Saved entries:
··········
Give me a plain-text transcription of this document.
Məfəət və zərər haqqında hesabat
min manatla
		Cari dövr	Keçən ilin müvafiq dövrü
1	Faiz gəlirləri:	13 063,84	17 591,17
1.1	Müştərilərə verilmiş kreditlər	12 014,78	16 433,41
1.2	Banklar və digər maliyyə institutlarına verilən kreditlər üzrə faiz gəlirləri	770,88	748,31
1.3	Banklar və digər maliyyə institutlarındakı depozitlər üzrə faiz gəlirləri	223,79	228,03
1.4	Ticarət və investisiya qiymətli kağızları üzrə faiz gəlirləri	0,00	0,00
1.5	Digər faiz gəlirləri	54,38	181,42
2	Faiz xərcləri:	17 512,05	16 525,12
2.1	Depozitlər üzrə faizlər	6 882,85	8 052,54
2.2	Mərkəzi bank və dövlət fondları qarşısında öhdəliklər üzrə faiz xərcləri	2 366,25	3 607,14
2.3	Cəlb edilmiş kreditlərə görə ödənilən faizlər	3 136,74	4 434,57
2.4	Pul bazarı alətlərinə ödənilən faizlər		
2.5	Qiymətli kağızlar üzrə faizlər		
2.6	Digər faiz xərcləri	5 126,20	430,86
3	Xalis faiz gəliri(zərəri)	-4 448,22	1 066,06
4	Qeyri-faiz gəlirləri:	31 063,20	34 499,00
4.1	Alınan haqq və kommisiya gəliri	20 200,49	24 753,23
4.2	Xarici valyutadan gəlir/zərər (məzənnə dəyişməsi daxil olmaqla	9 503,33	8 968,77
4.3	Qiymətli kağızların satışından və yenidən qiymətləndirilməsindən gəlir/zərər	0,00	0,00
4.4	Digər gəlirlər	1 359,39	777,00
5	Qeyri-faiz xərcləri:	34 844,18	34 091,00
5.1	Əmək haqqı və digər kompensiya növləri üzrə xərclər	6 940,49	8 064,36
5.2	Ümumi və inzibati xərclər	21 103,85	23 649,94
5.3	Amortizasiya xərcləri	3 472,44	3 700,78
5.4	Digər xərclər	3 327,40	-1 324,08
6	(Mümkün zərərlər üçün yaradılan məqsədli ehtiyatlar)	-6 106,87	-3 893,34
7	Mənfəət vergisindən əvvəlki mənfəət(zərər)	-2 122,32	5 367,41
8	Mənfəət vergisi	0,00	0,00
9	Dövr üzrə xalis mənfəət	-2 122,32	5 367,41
··········
YOUR TASK: In the material above, find each line that contains the word "Banklar", and select it.

SOLUTION TO THIS EXERCISE:
1.2	Banklar və digər maliyyə institutlarına verilən kreditlər üzrə faiz gəlirləri	770,88	748,31
1.3	Banklar və digər maliyyə institutlarındakı depozitlər üzrə faiz gəlirləri	223,79	228,03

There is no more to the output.